** Start of RECORDS FOR PROCESSING **

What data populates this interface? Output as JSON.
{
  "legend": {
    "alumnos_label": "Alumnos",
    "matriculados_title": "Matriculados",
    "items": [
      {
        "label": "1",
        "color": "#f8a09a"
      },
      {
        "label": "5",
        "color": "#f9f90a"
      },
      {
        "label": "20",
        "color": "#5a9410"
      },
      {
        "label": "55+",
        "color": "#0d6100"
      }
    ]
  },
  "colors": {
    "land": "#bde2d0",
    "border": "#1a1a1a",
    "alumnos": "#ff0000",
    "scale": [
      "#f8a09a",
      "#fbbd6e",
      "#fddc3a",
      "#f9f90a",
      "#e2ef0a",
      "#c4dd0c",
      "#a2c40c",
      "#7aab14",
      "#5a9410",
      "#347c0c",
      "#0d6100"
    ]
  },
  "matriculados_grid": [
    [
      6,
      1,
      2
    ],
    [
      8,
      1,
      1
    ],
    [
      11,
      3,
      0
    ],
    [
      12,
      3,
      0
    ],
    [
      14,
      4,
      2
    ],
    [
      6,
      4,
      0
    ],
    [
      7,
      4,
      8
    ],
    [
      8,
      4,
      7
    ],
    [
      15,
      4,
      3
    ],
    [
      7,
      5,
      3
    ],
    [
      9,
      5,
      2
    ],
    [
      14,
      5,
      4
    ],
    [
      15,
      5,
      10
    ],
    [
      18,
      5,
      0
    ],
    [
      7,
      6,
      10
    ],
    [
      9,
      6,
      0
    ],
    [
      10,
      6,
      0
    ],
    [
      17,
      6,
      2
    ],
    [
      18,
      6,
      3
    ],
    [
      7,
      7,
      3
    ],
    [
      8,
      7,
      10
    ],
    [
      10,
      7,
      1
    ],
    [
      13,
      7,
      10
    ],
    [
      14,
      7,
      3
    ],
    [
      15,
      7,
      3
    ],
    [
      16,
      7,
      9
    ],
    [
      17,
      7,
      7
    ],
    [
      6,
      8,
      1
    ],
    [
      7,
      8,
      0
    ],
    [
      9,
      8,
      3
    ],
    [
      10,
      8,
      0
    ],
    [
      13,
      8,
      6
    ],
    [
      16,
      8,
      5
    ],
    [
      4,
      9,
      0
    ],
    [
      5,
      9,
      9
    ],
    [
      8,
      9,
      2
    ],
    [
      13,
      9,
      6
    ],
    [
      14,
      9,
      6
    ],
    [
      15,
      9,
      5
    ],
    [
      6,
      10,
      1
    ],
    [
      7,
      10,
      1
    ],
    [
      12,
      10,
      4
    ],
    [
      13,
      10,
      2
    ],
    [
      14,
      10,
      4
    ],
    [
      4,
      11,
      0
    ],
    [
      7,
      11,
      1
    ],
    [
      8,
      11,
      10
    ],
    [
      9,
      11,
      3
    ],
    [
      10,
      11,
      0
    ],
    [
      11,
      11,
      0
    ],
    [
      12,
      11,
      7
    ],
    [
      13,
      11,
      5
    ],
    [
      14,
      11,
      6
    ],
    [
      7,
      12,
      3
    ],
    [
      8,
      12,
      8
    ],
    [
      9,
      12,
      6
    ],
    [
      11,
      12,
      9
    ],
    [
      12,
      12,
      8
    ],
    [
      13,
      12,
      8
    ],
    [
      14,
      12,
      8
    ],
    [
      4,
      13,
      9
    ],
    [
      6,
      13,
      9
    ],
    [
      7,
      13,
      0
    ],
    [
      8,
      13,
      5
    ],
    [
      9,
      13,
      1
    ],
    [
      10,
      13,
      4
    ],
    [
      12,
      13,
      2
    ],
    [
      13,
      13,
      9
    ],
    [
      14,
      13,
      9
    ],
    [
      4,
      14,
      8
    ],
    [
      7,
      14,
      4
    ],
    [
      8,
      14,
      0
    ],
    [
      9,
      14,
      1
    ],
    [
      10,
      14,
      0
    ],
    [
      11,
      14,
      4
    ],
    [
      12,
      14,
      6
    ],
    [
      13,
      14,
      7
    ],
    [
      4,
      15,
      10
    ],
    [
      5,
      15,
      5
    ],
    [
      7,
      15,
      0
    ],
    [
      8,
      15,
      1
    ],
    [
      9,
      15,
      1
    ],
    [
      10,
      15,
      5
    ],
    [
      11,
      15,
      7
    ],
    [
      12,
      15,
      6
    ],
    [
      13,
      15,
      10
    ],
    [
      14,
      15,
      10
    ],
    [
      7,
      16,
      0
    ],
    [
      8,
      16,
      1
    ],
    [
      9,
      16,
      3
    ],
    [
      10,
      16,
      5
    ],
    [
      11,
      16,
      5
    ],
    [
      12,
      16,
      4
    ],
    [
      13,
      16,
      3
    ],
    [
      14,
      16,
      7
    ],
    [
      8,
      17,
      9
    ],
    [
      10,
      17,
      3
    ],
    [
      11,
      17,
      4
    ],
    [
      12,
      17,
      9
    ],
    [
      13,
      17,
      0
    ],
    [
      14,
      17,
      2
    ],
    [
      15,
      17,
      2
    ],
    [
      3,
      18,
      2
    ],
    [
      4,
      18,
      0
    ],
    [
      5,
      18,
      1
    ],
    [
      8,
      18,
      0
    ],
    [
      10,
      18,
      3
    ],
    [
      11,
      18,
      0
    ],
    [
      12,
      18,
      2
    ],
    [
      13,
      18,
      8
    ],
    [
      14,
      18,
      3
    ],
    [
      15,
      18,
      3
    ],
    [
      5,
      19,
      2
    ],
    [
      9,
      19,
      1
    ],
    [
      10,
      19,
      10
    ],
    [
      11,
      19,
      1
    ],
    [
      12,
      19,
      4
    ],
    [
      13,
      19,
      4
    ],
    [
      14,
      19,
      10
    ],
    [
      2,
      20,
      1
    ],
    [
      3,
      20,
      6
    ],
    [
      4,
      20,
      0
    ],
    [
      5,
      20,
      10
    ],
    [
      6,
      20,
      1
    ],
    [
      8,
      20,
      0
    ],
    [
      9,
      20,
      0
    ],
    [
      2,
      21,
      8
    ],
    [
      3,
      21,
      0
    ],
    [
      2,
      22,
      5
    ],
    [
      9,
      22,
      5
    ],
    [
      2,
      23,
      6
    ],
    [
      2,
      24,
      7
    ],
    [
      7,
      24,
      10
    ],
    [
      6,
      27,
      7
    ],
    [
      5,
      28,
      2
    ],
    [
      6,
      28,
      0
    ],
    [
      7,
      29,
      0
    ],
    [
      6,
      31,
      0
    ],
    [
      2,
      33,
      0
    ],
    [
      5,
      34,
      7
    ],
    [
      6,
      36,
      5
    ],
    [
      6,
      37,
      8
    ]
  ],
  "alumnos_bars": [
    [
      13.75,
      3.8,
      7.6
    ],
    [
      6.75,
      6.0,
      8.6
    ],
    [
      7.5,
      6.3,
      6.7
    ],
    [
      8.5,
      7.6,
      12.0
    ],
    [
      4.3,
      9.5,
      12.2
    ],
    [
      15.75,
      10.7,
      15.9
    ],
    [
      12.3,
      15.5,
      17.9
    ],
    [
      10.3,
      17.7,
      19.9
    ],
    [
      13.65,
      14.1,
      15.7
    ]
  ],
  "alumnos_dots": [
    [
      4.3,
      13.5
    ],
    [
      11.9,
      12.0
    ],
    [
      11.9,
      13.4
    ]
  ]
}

** End of RECORDS FOR PROCESSING **

All of the material must be reproduced exactly.

◆ **WORKED SOLUTION**
What data populates this interface? Output as JSON.
{
  "legend": {
    "alumnos_label": "Alumnos",
    "matriculados_title": "Matriculados",
    "items": [
      {
        "label": "1",
        "color": "#f8a09a"
      },
      {
        "label": "5",
        "color": "#f9f90a"
      },
      {
        "label": "20",
        "color": "#5a9410"
      },
      {
        "label": "55+",
        "color": "#0d6100"
      }
    ]
  },
  "colors": {
    "land": "#bde2d0",
    "border": "#1a1a1a",
    "alumnos": "#ff0000",
    "scale": [
      "#f8a09a",
      "#fbbd6e",
      "#fddc3a",
      "#f9f90a",
      "#e2ef0a",
      "#c4dd0c",
      "#a2c40c",
      "#7aab14",
      "#5a9410",
      "#347c0c",
      "#0d6100"
    ]
  },
  "matriculados_grid": [
    [
      6,
      1,
      2
    ],
    [
      8,
      1,
      1
    ],
    [
      11,
      3,
      0
    ],
    [
      12,
      3,
      0
    ],
    [
      14,
      4,
      2
    ],
    [
      6,
      4,
      0
    ],
    [
      7,
      4,
      8
    ],
    [
      8,
      4,
      7
    ],
    [
      15,
      4,
      3
    ],
    [
      7,
      5,
      3
    ],
    [
      9,
      5,
      2
    ],
    [
      14,
      5,
      4
    ],
    [
      15,
      5,
      10
    ],
    [
      18,
      5,
      0
    ],
    [
      7,
      6,
      10
    ],
    [
      9,
      6,
      0
    ],
    [
      10,
      6,
      0
    ],
    [
      17,
      6,
      2
    ],
    [
      18,
      6,
      3
    ],
    [
      7,
      7,
      3
    ],
    [
      8,
      7,
      10
    ],
    [
      10,
      7,
      1
    ],
    [
      13,
      7,
      10
    ],
    [
      14,
      7,
      3
    ],
    [
      15,
      7,
      3
    ],
    [
      16,
      7,
      9
    ],
    [
      17,
      7,
      7
    ],
    [
      6,
      8,
      1
    ],
    [
      7,
      8,
      0
    ],
    [
      9,
      8,
      3
    ],
    [
      10,
      8,
      0
    ],
    [
      13,
      8,
      6
    ],
    [
      16,
      8,
      5
    ],
    [
      4,
      9,
      0
    ],
    [
      5,
      9,
      9
    ],
    [
      8,
      9,
      2
    ],
    [
      13,
      9,
      6
    ],
    [
      14,
      9,
      6
    ],
    [
      15,
      9,
      5
    ],
    [
      6,
      10,
      1
    ],
    [
      7,
      10,
      1
    ],
    [
      12,
      10,
      4
    ],
    [
      13,
      10,
      2
    ],
    [
      14,
      10,
      4
    ],
    [
      4,
      11,
      0
    ],
    [
      7,
      11,
      1
    ],
    [
      8,
      11,
      10
    ],
    [
      9,
      11,
      3
    ],
    [
      10,
      11,
      0
    ],
    [
      11,
      11,
      0
    ],
    [
      12,
      11,
      7
    ],
    [
      13,
      11,
      5
    ],
    [
      14,
      11,
      6
    ],
    [
      7,
      12,
      3
    ],
    [
      8,
      12,
      8
    ],
    [
      9,
      12,
      6
    ],
    [
      11,
      12,
      9
    ],
    [
      12,
      12,
      8
    ],
    [
      13,
      12,
      8
    ],
    [
      14,
      12,
      8
    ],
    [
      4,
      13,
      9
    ],
    [
      6,
      13,
      9
    ],
    [
      7,
      13,
      0
    ],
    [
      8,
      13,
      5
    ],
    [
      9,
      13,
      1
    ],
    [
      10,
      13,
      4
    ],
    [
      12,
      13,
      2
    ],
    [
      13,
      13,
      9
    ],
    [
      14,
      13,
      9
    ],
    [
      4,
      14,
      8
    ],
    [
      7,
      14,
      4
    ],
    [
      8,
      14,
      0
    ],
    [
      9,
      14,
      1
    ],
    [
      10,
      14,
      0
    ],
    [
      11,
      14,
      4
    ],
    [
      12,
      14,
      6
    ],
    [
      13,
      14,
      7
    ],
    [
      4,
      15,
      10
    ],
    [
      5,
      15,
      5
    ],
    [
      7,
      15,
      0
    ],
    [
      8,
      15,
      1
    ],
    [
      9,
      15,
      1
    ],
    [
      10,
      15,
      5
    ],
    [
      11,
      15,
      7
    ],
    [
      12,
      15,
      6
    ],
    [
      13,
      15,
      10
    ],
    [
      14,
      15,
      10
    ],
    [
      7,
      16,
      0
    ],
    [
      8,
      16,
      1
    ],
    [
      9,
      16,
      3
    ],
    [
      10,
      16,
      5
    ],
    [
      11,
      16,
      5
    ],
    [
      12,
      16,
      4
    ],
    [
      13,
      16,
      3
    ],
    [
      14,
      16,
      7
    ],
    [
      8,
      17,
      9
    ],
    [
      10,
      17,
      3
    ],
    [
      11,
      17,
      4
    ],
    [
      12,
      17,
      9
    ],
    [
      13,
      17,
      0
    ],
    [
      14,
      17,
      2
    ],
    [
      15,
      17,
      2
    ],
    [
      3,
      18,
      2
    ],
    [
      4,
      18,
      0
    ],
    [
      5,
      18,
      1
    ],
    [
      8,
      18,
      0
    ],
    [
      10,
      18,
      3
    ],
    [
      11,
      18,
      0
    ],
    [
      12,
      18,
      2
    ],
    [
      13,
      18,
      8
    ],
    [
      14,
      18,
      3
    ],
    [
      15,
      18,
      3
    ],
    [
      5,
      19,
      2
    ],
    [
      9,
      19,
      1
    ],
    [
      10,
      19,
      10
    ],
    [
      11,
      19,
      1
    ],
    [
      12,
      19,
      4
    ],
    [
      13,
      19,
      4
    ],
    [
      14,
      19,
      10
    ],
    [
      2,
      20,
      1
    ],
    [
      3,
      20,
      6
    ],
    [
      4,
      20,
      0
    ],
    [
      5,
      20,
      10
    ],
    [
      6,
      20,
      1
    ],
    [
      8,
      20,
      0
    ],
    [
      9,
      20,
      0
    ],
    [
      2,
      21,
      8
    ],
    [
      3,
      21,
      0
    ],
    [
      2,
      22,
      5
    ],
    [
      9,
      22,
      5
    ],
    [
      2,
      23,
      6
    ],
    [
      2,
      24,
      7
    ],
    [
      7,
      24,
      10
    ],
    [
      6,
      27,
      7
    ],
    [
      5,
      28,
      2
    ],
    [
      6,
      28,
      0
    ],
    [
      7,
      29,
      0
    ],
    [
      6,
      31,
      0
    ],
    [
      2,
      33,
      0
    ],
    [
      5,
      34,
      7
    ],
    [
      6,
      36,
      5
    ],
    [
      6,
      37,
      8
    ]
  ],
  "alumnos_bars": [
    [
      13.75,
      3.8,
      7.6
    ],
    [
      6.75,
      6.0,
      8.6
    ],
    [
      7.5,
      6.3,
      6.7
    ],
    [
      8.5,
      7.6,
      12.0
    ],
    [
      4.3,
      9.5,
      12.2
    ],
    [
      15.75,
      10.7,
      15.9
    ],
    [
      12.3,
      15.5,
      17.9
    ],
    [
      10.3,
      17.7,
      19.9
    ],
    [
      13.65,
      14.1,
      15.7
    ]
  ],
  "alumnos_dots": [
    [
      4.3,
      13.5
    ],
    [
      11.9,
      12.0
    ],
    [
      11.9,
      13.4
    ]
  ]
}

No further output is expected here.